[INSTRUCTIONS TO FOLLOW]:
Reproduce each line from the records that holds "JSON".
---------- LISTED RECORDS
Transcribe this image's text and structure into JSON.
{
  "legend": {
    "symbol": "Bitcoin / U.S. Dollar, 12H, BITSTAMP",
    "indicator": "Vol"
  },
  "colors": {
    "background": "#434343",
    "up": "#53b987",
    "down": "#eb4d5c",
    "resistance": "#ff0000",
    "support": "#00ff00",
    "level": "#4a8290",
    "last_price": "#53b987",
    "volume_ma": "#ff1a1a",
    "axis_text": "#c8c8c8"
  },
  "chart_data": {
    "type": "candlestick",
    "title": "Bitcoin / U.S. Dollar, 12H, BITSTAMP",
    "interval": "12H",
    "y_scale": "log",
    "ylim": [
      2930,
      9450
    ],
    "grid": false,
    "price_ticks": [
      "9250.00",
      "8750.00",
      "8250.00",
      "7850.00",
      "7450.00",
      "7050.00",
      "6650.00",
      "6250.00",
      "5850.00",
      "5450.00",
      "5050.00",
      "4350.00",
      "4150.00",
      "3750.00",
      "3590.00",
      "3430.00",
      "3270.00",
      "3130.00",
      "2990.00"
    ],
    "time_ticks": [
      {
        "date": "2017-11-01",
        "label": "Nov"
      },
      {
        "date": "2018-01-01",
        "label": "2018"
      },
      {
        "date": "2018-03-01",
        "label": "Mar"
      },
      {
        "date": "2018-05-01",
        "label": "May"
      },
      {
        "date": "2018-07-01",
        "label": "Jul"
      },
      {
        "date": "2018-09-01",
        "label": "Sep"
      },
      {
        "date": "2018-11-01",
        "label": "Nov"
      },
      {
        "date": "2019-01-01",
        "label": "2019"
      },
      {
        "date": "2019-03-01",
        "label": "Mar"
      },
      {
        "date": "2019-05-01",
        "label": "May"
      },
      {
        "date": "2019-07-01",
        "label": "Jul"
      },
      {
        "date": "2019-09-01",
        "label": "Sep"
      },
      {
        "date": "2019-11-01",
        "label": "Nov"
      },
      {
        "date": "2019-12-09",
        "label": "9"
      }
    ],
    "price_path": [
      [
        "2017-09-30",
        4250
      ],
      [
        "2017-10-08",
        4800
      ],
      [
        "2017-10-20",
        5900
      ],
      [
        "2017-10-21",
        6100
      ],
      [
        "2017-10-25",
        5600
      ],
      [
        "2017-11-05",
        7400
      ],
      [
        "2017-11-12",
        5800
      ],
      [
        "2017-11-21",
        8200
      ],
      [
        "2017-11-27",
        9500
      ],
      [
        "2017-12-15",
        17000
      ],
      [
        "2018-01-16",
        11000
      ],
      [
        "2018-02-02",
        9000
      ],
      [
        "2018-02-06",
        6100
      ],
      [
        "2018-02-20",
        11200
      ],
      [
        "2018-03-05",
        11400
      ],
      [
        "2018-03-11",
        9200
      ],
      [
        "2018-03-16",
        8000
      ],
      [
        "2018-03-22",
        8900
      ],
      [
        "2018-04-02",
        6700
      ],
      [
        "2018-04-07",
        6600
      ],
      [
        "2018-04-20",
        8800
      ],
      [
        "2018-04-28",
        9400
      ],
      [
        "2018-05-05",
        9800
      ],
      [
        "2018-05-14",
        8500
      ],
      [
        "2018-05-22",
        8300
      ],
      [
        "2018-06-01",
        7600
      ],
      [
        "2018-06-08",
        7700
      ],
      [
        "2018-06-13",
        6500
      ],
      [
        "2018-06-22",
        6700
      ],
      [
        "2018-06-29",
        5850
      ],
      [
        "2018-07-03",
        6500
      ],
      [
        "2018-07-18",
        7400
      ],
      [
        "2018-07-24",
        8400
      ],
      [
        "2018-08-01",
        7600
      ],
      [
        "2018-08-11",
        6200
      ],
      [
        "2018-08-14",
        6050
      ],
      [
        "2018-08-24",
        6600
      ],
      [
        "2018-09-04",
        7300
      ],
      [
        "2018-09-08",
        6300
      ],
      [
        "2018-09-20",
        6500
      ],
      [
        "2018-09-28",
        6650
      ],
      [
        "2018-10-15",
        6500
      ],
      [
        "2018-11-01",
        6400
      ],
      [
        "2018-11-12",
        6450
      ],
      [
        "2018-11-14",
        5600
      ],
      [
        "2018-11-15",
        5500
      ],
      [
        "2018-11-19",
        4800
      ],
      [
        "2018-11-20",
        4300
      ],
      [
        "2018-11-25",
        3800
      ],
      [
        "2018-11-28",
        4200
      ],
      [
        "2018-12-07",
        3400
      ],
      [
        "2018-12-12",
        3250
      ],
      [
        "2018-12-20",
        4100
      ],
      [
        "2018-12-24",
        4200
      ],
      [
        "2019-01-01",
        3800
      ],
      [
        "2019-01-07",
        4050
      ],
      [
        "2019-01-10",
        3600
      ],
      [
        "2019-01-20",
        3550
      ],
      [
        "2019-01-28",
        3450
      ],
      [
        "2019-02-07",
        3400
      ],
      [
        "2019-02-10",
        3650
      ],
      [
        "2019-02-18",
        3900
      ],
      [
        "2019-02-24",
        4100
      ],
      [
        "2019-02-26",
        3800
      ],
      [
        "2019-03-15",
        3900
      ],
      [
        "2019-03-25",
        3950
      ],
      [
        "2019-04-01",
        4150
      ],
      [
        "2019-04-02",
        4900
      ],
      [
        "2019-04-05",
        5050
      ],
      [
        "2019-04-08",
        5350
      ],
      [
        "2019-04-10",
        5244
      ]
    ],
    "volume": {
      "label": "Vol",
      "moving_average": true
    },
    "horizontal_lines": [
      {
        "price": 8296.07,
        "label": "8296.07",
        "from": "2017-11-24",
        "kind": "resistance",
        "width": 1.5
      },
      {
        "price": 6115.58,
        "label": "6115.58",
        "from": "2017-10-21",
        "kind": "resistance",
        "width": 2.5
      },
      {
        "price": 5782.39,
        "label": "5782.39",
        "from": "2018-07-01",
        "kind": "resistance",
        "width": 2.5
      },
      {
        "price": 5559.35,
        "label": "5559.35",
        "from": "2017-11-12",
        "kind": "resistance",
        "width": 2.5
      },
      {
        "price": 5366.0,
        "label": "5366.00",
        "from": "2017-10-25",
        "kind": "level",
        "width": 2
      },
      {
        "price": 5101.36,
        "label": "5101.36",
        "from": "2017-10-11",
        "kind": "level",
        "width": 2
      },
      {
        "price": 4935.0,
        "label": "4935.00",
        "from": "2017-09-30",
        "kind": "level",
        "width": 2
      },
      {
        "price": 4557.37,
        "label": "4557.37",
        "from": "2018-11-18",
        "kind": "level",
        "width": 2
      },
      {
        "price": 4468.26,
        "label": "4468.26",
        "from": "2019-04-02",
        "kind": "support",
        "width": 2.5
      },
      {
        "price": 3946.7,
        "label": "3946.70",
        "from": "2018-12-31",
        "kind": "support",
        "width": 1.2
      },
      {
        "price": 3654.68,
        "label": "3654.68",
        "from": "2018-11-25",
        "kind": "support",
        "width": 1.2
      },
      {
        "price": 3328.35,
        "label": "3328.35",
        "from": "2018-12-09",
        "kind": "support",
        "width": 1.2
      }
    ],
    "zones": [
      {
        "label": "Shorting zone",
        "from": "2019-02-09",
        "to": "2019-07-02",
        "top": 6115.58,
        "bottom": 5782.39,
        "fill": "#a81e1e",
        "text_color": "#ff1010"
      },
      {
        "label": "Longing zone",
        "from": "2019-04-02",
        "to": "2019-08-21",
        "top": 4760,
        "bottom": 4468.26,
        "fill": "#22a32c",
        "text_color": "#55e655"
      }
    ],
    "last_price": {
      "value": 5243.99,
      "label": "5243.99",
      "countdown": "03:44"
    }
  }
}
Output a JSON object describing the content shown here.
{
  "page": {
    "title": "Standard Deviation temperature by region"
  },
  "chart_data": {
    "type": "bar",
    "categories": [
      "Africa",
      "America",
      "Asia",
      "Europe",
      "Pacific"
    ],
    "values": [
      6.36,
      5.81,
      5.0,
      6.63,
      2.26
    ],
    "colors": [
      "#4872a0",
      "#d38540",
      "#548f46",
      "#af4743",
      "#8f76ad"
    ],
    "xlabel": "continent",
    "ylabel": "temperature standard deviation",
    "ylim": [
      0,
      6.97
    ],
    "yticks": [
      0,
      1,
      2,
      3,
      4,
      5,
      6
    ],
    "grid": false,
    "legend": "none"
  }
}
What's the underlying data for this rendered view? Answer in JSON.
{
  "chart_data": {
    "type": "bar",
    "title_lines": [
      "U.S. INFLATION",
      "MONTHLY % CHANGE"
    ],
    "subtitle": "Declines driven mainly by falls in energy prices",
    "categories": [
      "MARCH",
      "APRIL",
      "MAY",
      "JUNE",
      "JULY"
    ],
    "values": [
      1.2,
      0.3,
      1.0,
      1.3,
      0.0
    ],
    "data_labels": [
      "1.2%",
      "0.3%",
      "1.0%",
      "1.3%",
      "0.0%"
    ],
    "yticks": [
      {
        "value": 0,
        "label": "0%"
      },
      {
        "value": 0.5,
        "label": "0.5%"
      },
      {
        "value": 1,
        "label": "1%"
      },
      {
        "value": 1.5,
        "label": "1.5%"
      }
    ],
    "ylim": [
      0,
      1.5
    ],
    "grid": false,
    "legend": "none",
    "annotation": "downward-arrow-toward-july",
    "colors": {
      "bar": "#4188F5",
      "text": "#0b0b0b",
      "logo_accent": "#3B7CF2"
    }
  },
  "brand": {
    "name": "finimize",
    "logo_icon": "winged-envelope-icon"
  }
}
--------------------
[EXERCISE ANSWER]:
Transcribe this image's text and structure into JSON.
Output a JSON object describing the content shown here.
What's the underlying data for this rendered view? Answer in JSON.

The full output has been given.